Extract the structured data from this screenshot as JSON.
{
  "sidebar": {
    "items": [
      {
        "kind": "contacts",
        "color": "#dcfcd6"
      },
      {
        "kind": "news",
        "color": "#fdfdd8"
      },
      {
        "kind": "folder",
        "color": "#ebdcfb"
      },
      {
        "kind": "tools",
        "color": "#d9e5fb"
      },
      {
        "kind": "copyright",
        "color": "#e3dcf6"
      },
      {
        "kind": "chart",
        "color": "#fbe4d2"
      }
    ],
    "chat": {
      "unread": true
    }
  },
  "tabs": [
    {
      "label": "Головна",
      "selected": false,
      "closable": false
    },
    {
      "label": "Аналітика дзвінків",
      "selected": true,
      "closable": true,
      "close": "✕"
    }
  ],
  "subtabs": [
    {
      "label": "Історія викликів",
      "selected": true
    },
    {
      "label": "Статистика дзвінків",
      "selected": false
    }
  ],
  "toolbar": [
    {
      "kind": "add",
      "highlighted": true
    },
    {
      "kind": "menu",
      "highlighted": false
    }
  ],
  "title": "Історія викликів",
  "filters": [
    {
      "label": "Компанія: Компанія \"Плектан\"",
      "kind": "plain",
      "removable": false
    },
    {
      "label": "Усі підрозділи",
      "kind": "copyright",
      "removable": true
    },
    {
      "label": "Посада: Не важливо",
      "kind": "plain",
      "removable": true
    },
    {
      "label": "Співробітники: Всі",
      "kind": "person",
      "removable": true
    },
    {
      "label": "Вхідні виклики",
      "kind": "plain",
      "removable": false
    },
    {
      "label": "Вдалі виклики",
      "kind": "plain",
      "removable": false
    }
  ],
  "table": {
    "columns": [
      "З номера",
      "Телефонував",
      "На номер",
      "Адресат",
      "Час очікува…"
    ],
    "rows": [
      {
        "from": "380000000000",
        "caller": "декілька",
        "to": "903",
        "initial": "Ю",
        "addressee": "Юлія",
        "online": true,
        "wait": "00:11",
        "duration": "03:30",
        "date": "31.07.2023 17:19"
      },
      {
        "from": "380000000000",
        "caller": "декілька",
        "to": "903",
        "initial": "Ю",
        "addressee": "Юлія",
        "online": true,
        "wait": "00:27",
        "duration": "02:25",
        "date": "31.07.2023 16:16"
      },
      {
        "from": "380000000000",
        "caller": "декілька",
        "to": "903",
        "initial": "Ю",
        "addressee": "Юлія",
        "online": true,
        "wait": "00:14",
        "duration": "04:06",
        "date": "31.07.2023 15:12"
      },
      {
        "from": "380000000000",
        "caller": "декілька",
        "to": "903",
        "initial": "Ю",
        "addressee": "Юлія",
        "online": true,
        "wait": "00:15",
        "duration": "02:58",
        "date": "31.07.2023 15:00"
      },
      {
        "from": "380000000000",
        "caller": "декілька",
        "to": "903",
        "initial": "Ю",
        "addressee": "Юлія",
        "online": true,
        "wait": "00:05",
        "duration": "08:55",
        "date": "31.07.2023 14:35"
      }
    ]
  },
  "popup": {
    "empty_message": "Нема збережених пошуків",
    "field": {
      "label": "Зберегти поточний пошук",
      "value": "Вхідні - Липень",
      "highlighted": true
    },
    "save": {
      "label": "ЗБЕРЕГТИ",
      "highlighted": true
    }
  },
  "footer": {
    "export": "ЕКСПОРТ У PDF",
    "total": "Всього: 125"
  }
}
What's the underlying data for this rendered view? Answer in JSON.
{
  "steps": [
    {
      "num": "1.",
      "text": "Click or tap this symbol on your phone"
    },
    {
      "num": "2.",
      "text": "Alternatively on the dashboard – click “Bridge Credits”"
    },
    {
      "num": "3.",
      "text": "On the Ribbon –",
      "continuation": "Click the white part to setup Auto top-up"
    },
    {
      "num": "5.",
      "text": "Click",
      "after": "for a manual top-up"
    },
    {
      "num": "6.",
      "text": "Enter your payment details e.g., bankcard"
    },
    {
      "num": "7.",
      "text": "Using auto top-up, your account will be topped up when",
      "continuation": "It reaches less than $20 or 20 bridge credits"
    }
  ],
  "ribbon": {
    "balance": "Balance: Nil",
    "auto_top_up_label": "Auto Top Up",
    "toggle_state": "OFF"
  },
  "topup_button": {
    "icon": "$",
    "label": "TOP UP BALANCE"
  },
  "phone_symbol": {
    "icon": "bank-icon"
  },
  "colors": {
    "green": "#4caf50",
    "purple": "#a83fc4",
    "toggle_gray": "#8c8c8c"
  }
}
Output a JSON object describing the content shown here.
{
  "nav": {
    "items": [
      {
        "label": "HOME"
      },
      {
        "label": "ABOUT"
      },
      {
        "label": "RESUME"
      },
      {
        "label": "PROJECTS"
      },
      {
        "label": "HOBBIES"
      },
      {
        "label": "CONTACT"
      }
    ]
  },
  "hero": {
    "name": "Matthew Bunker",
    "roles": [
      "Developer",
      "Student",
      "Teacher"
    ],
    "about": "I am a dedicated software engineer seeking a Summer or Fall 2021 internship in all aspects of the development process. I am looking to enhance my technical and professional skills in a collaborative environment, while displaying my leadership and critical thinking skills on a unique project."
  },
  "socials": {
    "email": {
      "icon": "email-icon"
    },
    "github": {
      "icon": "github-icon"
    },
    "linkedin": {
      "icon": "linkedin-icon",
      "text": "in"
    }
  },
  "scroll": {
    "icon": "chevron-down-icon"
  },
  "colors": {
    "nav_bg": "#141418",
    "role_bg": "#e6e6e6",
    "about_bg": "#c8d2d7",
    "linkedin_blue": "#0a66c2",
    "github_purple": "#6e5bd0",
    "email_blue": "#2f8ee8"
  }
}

◆ **EXERCISE INSTRUCTIONS**: Tally the lines of the material above that contain the word "this" and report the total alone.

◆ **THE RESPONSE**: 3